◆ Rows from a figure dataset:
** Start **
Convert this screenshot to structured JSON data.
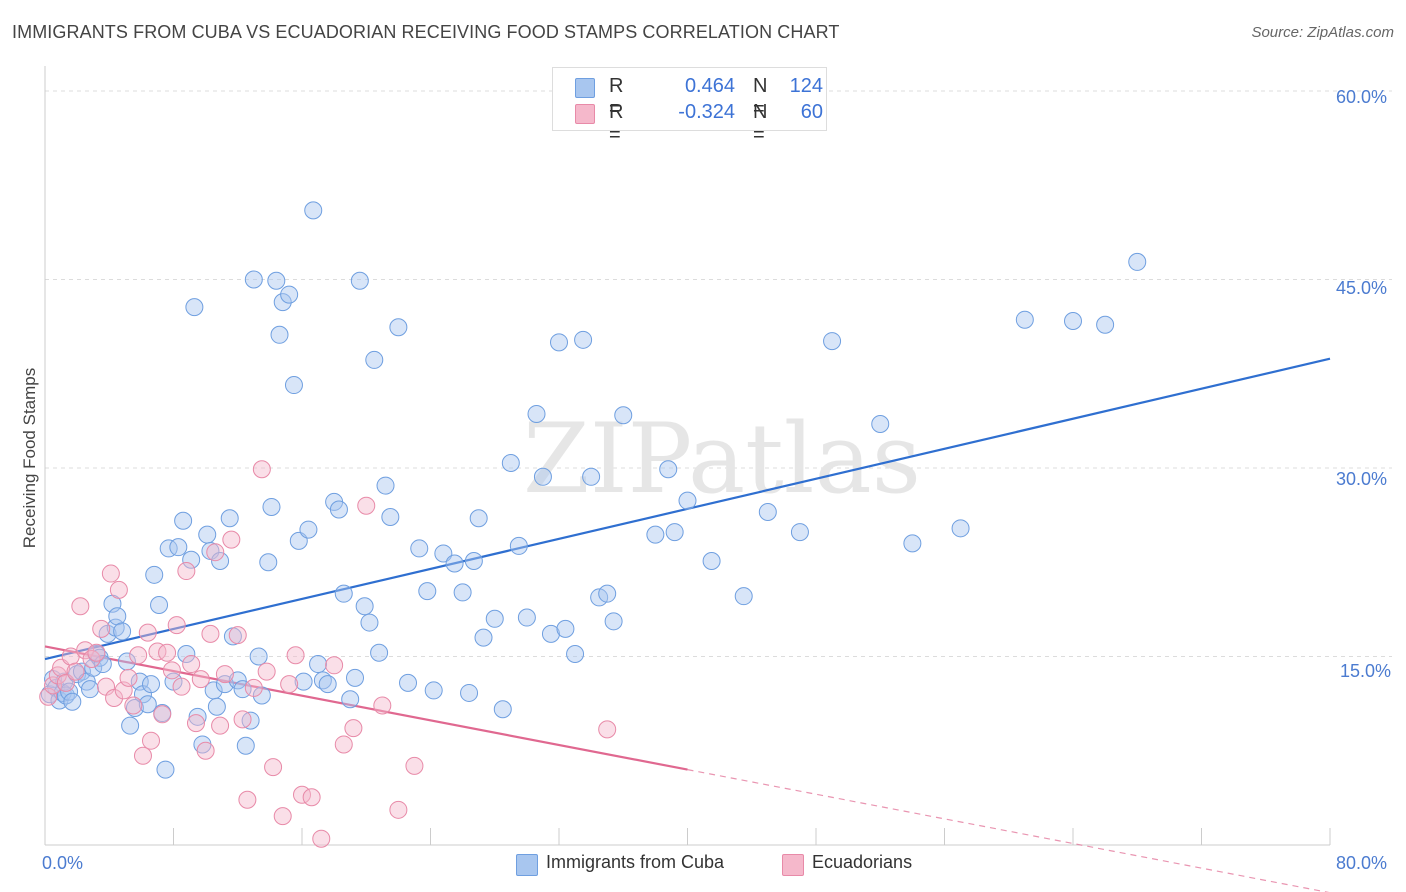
{
  "title": "IMMIGRANTS FROM CUBA VS ECUADORIAN RECEIVING FOOD STAMPS CORRELATION CHART",
  "source": "Source: ZipAtlas.com",
  "watermark": "ZIPatlas",
  "colors": {
    "blue_fill": "#a8c6ef",
    "blue_stroke": "#6f9fe0",
    "blue_line": "#2f6fd0",
    "pink_fill": "#f5b8cb",
    "pink_stroke": "#e88aa8",
    "pink_line": "#e06890",
    "axis_text": "#4b7bd0"
  },
  "legend": {
    "rows": [
      {
        "r_label": "R =",
        "r_value": "0.464",
        "n_label": "N =",
        "n_value": "124"
      },
      {
        "r_label": "R =",
        "r_value": "-0.324",
        "n_label": "N =",
        "n_value": "60"
      }
    ]
  },
  "bottom_legend": [
    "Immigrants from Cuba",
    "Ecuadorians"
  ],
  "chart_data": {
    "type": "scatter",
    "title": "IMMIGRANTS FROM CUBA VS ECUADORIAN RECEIVING FOOD STAMPS CORRELATION CHART",
    "xlabel": "",
    "ylabel": "Receiving Food Stamps",
    "xlim": [
      0,
      80
    ],
    "ylim": [
      0,
      60
    ],
    "x_tick_labels": [
      "0.0%",
      "80.0%"
    ],
    "y_tick_labels": [
      "15.0%",
      "30.0%",
      "45.0%",
      "60.0%"
    ],
    "y_ticks": [
      15,
      30,
      45,
      60
    ],
    "legend_position": "top-center",
    "series": [
      {
        "name": "Immigrants from Cuba",
        "color": "blue",
        "trend": {
          "x": [
            0,
            80
          ],
          "y": [
            14.8,
            38.7
          ]
        },
        "points": [
          [
            0.3,
            12.0
          ],
          [
            0.5,
            13.2
          ],
          [
            0.7,
            12.5
          ],
          [
            0.9,
            11.5
          ],
          [
            1.1,
            12.1
          ],
          [
            1.2,
            13.0
          ],
          [
            1.3,
            11.9
          ],
          [
            1.5,
            12.2
          ],
          [
            1.7,
            11.4
          ],
          [
            2.0,
            13.6
          ],
          [
            2.3,
            13.8
          ],
          [
            2.6,
            13.0
          ],
          [
            2.8,
            12.4
          ],
          [
            3.0,
            14.1
          ],
          [
            3.2,
            15.2
          ],
          [
            3.4,
            14.9
          ],
          [
            3.6,
            14.4
          ],
          [
            3.9,
            16.8
          ],
          [
            4.2,
            19.2
          ],
          [
            4.4,
            17.3
          ],
          [
            4.5,
            18.2
          ],
          [
            4.8,
            17.0
          ],
          [
            5.1,
            14.6
          ],
          [
            5.3,
            9.5
          ],
          [
            5.6,
            10.9
          ],
          [
            5.9,
            13.0
          ],
          [
            6.1,
            12.0
          ],
          [
            6.4,
            11.2
          ],
          [
            6.6,
            12.8
          ],
          [
            6.8,
            21.5
          ],
          [
            7.1,
            19.1
          ],
          [
            7.3,
            10.5
          ],
          [
            7.5,
            6.0
          ],
          [
            7.7,
            23.6
          ],
          [
            8.0,
            13.0
          ],
          [
            8.3,
            23.7
          ],
          [
            8.6,
            25.8
          ],
          [
            8.8,
            15.2
          ],
          [
            9.1,
            22.7
          ],
          [
            9.3,
            42.8
          ],
          [
            9.5,
            10.2
          ],
          [
            9.8,
            8.0
          ],
          [
            10.1,
            24.7
          ],
          [
            10.3,
            23.4
          ],
          [
            10.5,
            12.3
          ],
          [
            10.7,
            11.0
          ],
          [
            10.9,
            22.6
          ],
          [
            11.2,
            12.8
          ],
          [
            11.5,
            26.0
          ],
          [
            11.7,
            16.6
          ],
          [
            12.0,
            13.1
          ],
          [
            12.3,
            12.4
          ],
          [
            12.5,
            7.9
          ],
          [
            12.8,
            9.9
          ],
          [
            13.0,
            45.0
          ],
          [
            13.3,
            15.0
          ],
          [
            13.5,
            11.9
          ],
          [
            13.9,
            22.5
          ],
          [
            14.1,
            26.9
          ],
          [
            14.4,
            44.9
          ],
          [
            14.6,
            40.6
          ],
          [
            14.8,
            43.2
          ],
          [
            15.2,
            43.8
          ],
          [
            15.5,
            36.6
          ],
          [
            15.8,
            24.2
          ],
          [
            16.1,
            13.0
          ],
          [
            16.4,
            25.1
          ],
          [
            16.7,
            50.5
          ],
          [
            17.0,
            14.4
          ],
          [
            17.3,
            13.1
          ],
          [
            17.6,
            12.8
          ],
          [
            18.0,
            27.3
          ],
          [
            18.3,
            26.7
          ],
          [
            18.6,
            20.0
          ],
          [
            19.0,
            11.6
          ],
          [
            19.3,
            13.3
          ],
          [
            19.6,
            44.9
          ],
          [
            19.9,
            19.0
          ],
          [
            20.2,
            17.7
          ],
          [
            20.5,
            38.6
          ],
          [
            20.8,
            15.3
          ],
          [
            21.2,
            28.6
          ],
          [
            21.5,
            26.1
          ],
          [
            22.0,
            41.2
          ],
          [
            22.6,
            12.9
          ],
          [
            23.3,
            23.6
          ],
          [
            23.8,
            20.2
          ],
          [
            24.2,
            12.3
          ],
          [
            24.8,
            23.2
          ],
          [
            25.5,
            22.4
          ],
          [
            26.0,
            20.1
          ],
          [
            26.4,
            12.1
          ],
          [
            26.7,
            22.6
          ],
          [
            27.0,
            26.0
          ],
          [
            27.3,
            16.5
          ],
          [
            28.0,
            18.0
          ],
          [
            28.5,
            10.8
          ],
          [
            29.0,
            30.4
          ],
          [
            29.5,
            23.8
          ],
          [
            30.0,
            18.1
          ],
          [
            30.6,
            34.3
          ],
          [
            31.0,
            29.3
          ],
          [
            31.5,
            16.8
          ],
          [
            32.0,
            40.0
          ],
          [
            32.4,
            17.2
          ],
          [
            33.0,
            15.2
          ],
          [
            33.5,
            40.2
          ],
          [
            34.0,
            29.3
          ],
          [
            34.5,
            19.7
          ],
          [
            35.0,
            20.0
          ],
          [
            35.4,
            17.8
          ],
          [
            36.0,
            34.2
          ],
          [
            38.0,
            24.7
          ],
          [
            38.8,
            29.9
          ],
          [
            39.2,
            24.9
          ],
          [
            40.0,
            27.4
          ],
          [
            41.5,
            22.6
          ],
          [
            43.5,
            19.8
          ],
          [
            45.0,
            26.5
          ],
          [
            47.0,
            24.9
          ],
          [
            49.0,
            40.1
          ],
          [
            52.0,
            33.5
          ],
          [
            54.0,
            24.0
          ],
          [
            57.0,
            25.2
          ],
          [
            61.0,
            41.8
          ],
          [
            64.0,
            41.7
          ],
          [
            66.0,
            41.4
          ],
          [
            68.0,
            46.4
          ]
        ]
      },
      {
        "name": "Ecuadorians",
        "color": "pink",
        "trend": {
          "x": [
            0,
            40
          ],
          "y": [
            15.8,
            6.0
          ]
        },
        "trend_dashed": {
          "x": [
            40,
            80
          ],
          "y": [
            6.0,
            -3.8
          ]
        },
        "points": [
          [
            0.2,
            11.8
          ],
          [
            0.5,
            12.7
          ],
          [
            0.8,
            13.5
          ],
          [
            1.0,
            14.1
          ],
          [
            1.3,
            12.9
          ],
          [
            1.6,
            15.0
          ],
          [
            1.9,
            13.8
          ],
          [
            2.2,
            19.0
          ],
          [
            2.5,
            15.5
          ],
          [
            2.9,
            14.8
          ],
          [
            3.2,
            15.3
          ],
          [
            3.5,
            17.2
          ],
          [
            3.8,
            12.6
          ],
          [
            4.1,
            21.6
          ],
          [
            4.3,
            11.7
          ],
          [
            4.6,
            20.3
          ],
          [
            4.9,
            12.3
          ],
          [
            5.2,
            13.3
          ],
          [
            5.5,
            11.1
          ],
          [
            5.8,
            15.1
          ],
          [
            6.1,
            7.1
          ],
          [
            6.4,
            16.9
          ],
          [
            6.6,
            8.3
          ],
          [
            7.0,
            15.4
          ],
          [
            7.3,
            10.4
          ],
          [
            7.6,
            15.3
          ],
          [
            7.9,
            13.9
          ],
          [
            8.2,
            17.5
          ],
          [
            8.5,
            12.6
          ],
          [
            8.8,
            21.8
          ],
          [
            9.1,
            14.4
          ],
          [
            9.4,
            9.7
          ],
          [
            9.7,
            13.2
          ],
          [
            10.0,
            7.5
          ],
          [
            10.3,
            16.8
          ],
          [
            10.6,
            23.3
          ],
          [
            10.9,
            9.5
          ],
          [
            11.2,
            13.6
          ],
          [
            11.6,
            24.3
          ],
          [
            12.0,
            16.7
          ],
          [
            12.3,
            10.0
          ],
          [
            12.6,
            3.6
          ],
          [
            13.0,
            12.5
          ],
          [
            13.5,
            29.9
          ],
          [
            13.8,
            13.8
          ],
          [
            14.2,
            6.2
          ],
          [
            14.8,
            2.3
          ],
          [
            15.2,
            12.8
          ],
          [
            15.6,
            15.1
          ],
          [
            16.0,
            4.0
          ],
          [
            16.6,
            3.8
          ],
          [
            17.2,
            0.5
          ],
          [
            18.0,
            14.3
          ],
          [
            18.6,
            8.0
          ],
          [
            19.2,
            9.3
          ],
          [
            20.0,
            27.0
          ],
          [
            21.0,
            11.1
          ],
          [
            22.0,
            2.8
          ],
          [
            23.0,
            6.3
          ],
          [
            35.0,
            9.2
          ]
        ]
      }
    ]
  }
}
** End **
◆ SET EXERCISE: Go through the records and show every line with the string "title" in it.

◆ EXERCISE SOLUTION:
  "title": "IMMIGRANTS FROM CUBA VS ECUADORIAN RECEIVING FOOD STAMPS CORRELATION CHART",
    "title": "IMMIGRANTS FROM CUBA VS ECUADORIAN RECEIVING FOOD STAMPS CORRELATION CHART",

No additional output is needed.